> _TASK STATEMENT_
All entries must be extracted exactly, with nothing added or dropped.

> _DATA EXCERPTS_
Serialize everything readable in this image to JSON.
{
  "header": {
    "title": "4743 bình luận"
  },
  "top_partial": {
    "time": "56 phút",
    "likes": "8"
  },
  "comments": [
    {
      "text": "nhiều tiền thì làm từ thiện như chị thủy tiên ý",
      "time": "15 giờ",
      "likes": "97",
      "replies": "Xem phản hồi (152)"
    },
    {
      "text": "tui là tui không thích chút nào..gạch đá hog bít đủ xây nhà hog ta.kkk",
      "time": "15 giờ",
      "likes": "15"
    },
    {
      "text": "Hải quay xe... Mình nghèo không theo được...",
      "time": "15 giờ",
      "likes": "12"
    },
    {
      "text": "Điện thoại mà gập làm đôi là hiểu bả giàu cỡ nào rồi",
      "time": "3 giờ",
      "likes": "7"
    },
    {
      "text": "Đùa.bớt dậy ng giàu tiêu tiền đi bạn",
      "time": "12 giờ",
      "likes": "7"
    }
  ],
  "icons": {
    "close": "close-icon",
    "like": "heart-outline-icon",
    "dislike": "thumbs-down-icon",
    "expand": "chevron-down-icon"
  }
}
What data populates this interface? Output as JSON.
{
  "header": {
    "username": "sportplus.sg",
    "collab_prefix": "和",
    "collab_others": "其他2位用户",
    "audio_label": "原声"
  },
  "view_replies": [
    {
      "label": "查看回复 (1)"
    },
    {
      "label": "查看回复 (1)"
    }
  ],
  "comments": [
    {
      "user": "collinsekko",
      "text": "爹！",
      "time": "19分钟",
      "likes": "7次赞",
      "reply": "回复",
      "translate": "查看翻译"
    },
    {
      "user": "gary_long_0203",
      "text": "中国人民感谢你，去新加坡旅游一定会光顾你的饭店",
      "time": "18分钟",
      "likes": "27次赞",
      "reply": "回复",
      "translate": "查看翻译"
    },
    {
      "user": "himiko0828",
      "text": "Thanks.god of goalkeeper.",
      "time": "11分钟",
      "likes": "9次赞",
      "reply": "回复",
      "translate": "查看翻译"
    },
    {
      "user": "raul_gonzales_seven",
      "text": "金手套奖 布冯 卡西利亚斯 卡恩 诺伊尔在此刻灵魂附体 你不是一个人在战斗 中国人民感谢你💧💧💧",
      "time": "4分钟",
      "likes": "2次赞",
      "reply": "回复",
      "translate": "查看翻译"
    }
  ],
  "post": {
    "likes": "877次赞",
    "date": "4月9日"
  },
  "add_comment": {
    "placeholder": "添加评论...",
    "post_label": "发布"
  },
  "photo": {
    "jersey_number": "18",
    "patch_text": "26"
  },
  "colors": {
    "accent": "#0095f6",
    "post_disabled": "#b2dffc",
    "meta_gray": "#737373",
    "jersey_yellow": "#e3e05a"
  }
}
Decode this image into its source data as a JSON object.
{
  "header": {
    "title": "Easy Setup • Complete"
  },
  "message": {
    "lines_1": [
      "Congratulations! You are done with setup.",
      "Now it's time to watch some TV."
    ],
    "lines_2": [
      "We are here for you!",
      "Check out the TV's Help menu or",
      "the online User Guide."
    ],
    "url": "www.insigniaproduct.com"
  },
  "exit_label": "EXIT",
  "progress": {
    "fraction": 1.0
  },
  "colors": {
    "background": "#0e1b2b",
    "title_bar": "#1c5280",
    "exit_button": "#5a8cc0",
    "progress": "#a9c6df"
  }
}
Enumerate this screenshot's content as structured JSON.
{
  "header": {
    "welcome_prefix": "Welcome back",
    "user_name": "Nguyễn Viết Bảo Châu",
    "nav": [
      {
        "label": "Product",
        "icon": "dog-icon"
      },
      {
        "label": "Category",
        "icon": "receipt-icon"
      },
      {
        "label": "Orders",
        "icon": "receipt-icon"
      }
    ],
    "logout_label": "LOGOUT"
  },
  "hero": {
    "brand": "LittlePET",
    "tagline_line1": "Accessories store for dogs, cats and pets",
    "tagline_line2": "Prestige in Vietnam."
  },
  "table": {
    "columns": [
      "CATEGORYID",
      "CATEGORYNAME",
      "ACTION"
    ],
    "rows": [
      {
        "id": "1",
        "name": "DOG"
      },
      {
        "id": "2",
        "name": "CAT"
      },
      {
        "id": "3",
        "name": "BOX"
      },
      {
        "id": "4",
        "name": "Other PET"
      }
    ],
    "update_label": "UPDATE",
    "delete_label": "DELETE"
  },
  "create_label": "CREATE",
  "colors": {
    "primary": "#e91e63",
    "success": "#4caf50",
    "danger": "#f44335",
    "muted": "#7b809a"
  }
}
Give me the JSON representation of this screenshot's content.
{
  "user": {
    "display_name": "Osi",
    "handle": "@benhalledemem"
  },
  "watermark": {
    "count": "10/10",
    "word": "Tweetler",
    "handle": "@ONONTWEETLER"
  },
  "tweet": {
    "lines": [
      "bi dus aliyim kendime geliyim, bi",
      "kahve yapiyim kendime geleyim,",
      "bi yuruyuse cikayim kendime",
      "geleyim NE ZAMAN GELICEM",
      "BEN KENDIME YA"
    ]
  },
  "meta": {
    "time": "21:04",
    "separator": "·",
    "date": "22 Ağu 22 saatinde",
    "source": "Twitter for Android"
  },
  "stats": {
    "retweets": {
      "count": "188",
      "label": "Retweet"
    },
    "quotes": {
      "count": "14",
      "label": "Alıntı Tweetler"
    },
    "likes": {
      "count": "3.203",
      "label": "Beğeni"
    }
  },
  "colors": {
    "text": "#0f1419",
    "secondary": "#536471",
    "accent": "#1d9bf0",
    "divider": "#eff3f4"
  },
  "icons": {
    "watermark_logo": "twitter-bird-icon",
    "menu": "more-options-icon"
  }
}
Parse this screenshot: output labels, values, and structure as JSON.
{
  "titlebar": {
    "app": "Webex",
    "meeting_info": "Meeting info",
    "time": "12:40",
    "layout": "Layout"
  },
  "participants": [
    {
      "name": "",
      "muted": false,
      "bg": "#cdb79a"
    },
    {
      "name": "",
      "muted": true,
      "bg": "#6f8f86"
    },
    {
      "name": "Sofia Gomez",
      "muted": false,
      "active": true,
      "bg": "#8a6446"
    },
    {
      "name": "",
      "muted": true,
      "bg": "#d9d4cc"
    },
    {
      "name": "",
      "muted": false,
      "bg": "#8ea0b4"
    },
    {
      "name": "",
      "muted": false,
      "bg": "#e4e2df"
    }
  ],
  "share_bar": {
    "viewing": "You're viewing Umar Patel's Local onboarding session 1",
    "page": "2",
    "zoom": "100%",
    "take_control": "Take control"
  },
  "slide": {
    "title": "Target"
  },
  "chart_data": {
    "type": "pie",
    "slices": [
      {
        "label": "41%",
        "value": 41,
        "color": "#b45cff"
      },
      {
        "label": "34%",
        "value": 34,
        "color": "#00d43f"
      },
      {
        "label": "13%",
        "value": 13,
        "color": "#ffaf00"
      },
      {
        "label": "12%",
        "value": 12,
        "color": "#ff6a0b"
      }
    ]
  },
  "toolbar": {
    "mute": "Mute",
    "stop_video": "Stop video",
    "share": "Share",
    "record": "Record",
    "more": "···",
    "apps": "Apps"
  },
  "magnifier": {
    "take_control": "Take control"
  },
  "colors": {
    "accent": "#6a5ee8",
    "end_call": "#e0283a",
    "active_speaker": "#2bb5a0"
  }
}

> _SOLVED PROBLEM_
Serialize everything readable in this image to JSON.
{
  "header": {
    "title": "4743 bình luận"
  },
  "top_partial": {
    "time": "56 phút",
    "likes": "8"
  },
  "comments": [
    {
      "text": "nhiều tiền thì làm từ thiện như chị thủy tiên ý",
      "time": "15 giờ",
      "likes": "97",
      "replies": "Xem phản hồi (152)"
    },
    {
      "text": "tui là tui không thích chút nào..gạch đá hog bít đủ xây nhà hog ta.kkk",
      "time": "15 giờ",
      "likes": "15"
    },
    {
      "text": "Hải quay xe... Mình nghèo không theo được...",
      "time": "15 giờ",
      "likes": "12"
    },
    {
      "text": "Điện thoại mà gập làm đôi là hiểu bả giàu cỡ nào rồi",
      "time": "3 giờ",
      "likes": "7"
    },
    {
      "text": "Đùa.bớt dậy ng giàu tiêu tiền đi bạn",
      "time": "12 giờ",
      "likes": "7"
    }
  ],
  "icons": {
    "close": "close-icon",
    "like": "heart-outline-icon",
    "dislike": "thumbs-down-icon",
    "expand": "chevron-down-icon"
  }
}
What data populates this interface? Output as JSON.
{
  "header": {
    "username": "sportplus.sg",
    "collab_prefix": "和",
    "collab_others": "其他2位用户",
    "audio_label": "原声"
  },
  "view_replies": [
    {
      "label": "查看回复 (1)"
    },
    {
      "label": "查看回复 (1)"
    }
  ],
  "comments": [
    {
      "user": "collinsekko",
      "text": "爹！",
      "time": "19分钟",
      "likes": "7次赞",
      "reply": "回复",
      "translate": "查看翻译"
    },
    {
      "user": "gary_long_0203",
      "text": "中国人民感谢你，去新加坡旅游一定会光顾你的饭店",
      "time": "18分钟",
      "likes": "27次赞",
      "reply": "回复",
      "translate": "查看翻译"
    },
    {
      "user": "himiko0828",
      "text": "Thanks.god of goalkeeper.",
      "time": "11分钟",
      "likes": "9次赞",
      "reply": "回复",
      "translate": "查看翻译"
    },
    {
      "user": "raul_gonzales_seven",
      "text": "金手套奖 布冯 卡西利亚斯 卡恩 诺伊尔在此刻灵魂附体 你不是一个人在战斗 中国人民感谢你💧💧💧",
      "time": "4分钟",
      "likes": "2次赞",
      "reply": "回复",
      "translate": "查看翻译"
    }
  ],
  "post": {
    "likes": "877次赞",
    "date": "4月9日"
  },
  "add_comment": {
    "placeholder": "添加评论...",
    "post_label": "发布"
  },
  "photo": {
    "jersey_number": "18",
    "patch_text": "26"
  },
  "colors": {
    "accent": "#0095f6",
    "post_disabled": "#b2dffc",
    "meta_gray": "#737373",
    "jersey_yellow": "#e3e05a"
  }
}
Decode this image into its source data as a JSON object.
{
  "header": {
    "title": "Easy Setup • Complete"
  },
  "message": {
    "lines_1": [
      "Congratulations! You are done with setup.",
      "Now it's time to watch some TV."
    ],
    "lines_2": [
      "We are here for you!",
      "Check out the TV's Help menu or",
      "the online User Guide."
    ],
    "url": "www.insigniaproduct.com"
  },
  "exit_label": "EXIT",
  "progress": {
    "fraction": 1.0
  },
  "colors": {
    "background": "#0e1b2b",
    "title_bar": "#1c5280",
    "exit_button": "#5a8cc0",
    "progress": "#a9c6df"
  }
}
Enumerate this screenshot's content as structured JSON.
{
  "header": {
    "welcome_prefix": "Welcome back",
    "user_name": "Nguyễn Viết Bảo Châu",
    "nav": [
      {
        "label": "Product",
        "icon": "dog-icon"
      },
      {
        "label": "Category",
        "icon": "receipt-icon"
      },
      {
        "label": "Orders",
        "icon": "receipt-icon"
      }
    ],
    "logout_label": "LOGOUT"
  },
  "hero": {
    "brand": "LittlePET",
    "tagline_line1": "Accessories store for dogs, cats and pets",
    "tagline_line2": "Prestige in Vietnam."
  },
  "table": {
    "columns": [
      "CATEGORYID",
      "CATEGORYNAME",
      "ACTION"
    ],
    "rows": [
      {
        "id": "1",
        "name": "DOG"
      },
      {
        "id": "2",
        "name": "CAT"
      },
      {
        "id": "3",
        "name": "BOX"
      },
      {
        "id": "4",
        "name": "Other PET"
      }
    ],
    "update_label": "UPDATE",
    "delete_label": "DELETE"
  },
  "create_label": "CREATE",
  "colors": {
    "primary": "#e91e63",
    "success": "#4caf50",
    "danger": "#f44335",
    "muted": "#7b809a"
  }
}
Give me the JSON representation of this screenshot's content.
{
  "user": {
    "display_name": "Osi",
    "handle": "@benhalledemem"
  },
  "watermark": {
    "count": "10/10",
    "word": "Tweetler",
    "handle": "@ONONTWEETLER"
  },
  "tweet": {
    "lines": [
      "bi dus aliyim kendime geliyim, bi",
      "kahve yapiyim kendime geleyim,",
      "bi yuruyuse cikayim kendime",
      "geleyim NE ZAMAN GELICEM",
      "BEN KENDIME YA"
    ]
  },
  "meta": {
    "time": "21:04",
    "separator": "·",
    "date": "22 Ağu 22 saatinde",
    "source": "Twitter for Android"
  },
  "stats": {
    "retweets": {
      "count": "188",
      "label": "Retweet"
    },
    "quotes": {
      "count": "14",
      "label": "Alıntı Tweetler"
    },
    "likes": {
      "count": "3.203",
      "label": "Beğeni"
    }
  },
  "colors": {
    "text": "#0f1419",
    "secondary": "#536471",
    "accent": "#1d9bf0",
    "divider": "#eff3f4"
  },
  "icons": {
    "watermark_logo": "twitter-bird-icon",
    "menu": "more-options-icon"
  }
}
Parse this screenshot: output labels, values, and structure as JSON.
{
  "titlebar": {
    "app": "Webex",
    "meeting_info": "Meeting info",
    "time": "12:40",
    "layout": "Layout"
  },
  "participants": [
    {
      "name": "",
      "muted": false,
      "bg": "#cdb79a"
    },
    {
      "name": "",
      "muted": true,
      "bg": "#6f8f86"
    },
    {
      "name": "Sofia Gomez",
      "muted": false,
      "active": true,
      "bg": "#8a6446"
    },
    {
      "name": "",
      "muted": true,
      "bg": "#d9d4cc"
    },
    {
      "name": "",
      "muted": false,
      "bg": "#8ea0b4"
    },
    {
      "name": "",
      "muted": false,
      "bg": "#e4e2df"
    }
  ],
  "share_bar": {
    "viewing": "You're viewing Umar Patel's Local onboarding session 1",
    "page": "2",
    "zoom": "100%",
    "take_control": "Take control"
  },
  "slide": {
    "title": "Target"
  },
  "chart_data": {
    "type": "pie",
    "slices": [
      {
        "label": "41%",
        "value": 41,
        "color": "#b45cff"
      },
      {
        "label": "34%",
        "value": 34,
        "color": "#00d43f"
      },
      {
        "label": "13%",
        "value": 13,
        "color": "#ffaf00"
      },
      {
        "label": "12%",
        "value": 12,
        "color": "#ff6a0b"
      }
    ]
  },
  "toolbar": {
    "mute": "Mute",
    "stop_video": "Stop video",
    "share": "Share",
    "record": "Record",
    "more": "···",
    "apps": "Apps"
  },
  "magnifier": {
    "take_control": "Take control"
  },
  "colors": {
    "accent": "#6a5ee8",
    "end_call": "#e0283a",
    "active_speaker": "#2bb5a0"
  }
}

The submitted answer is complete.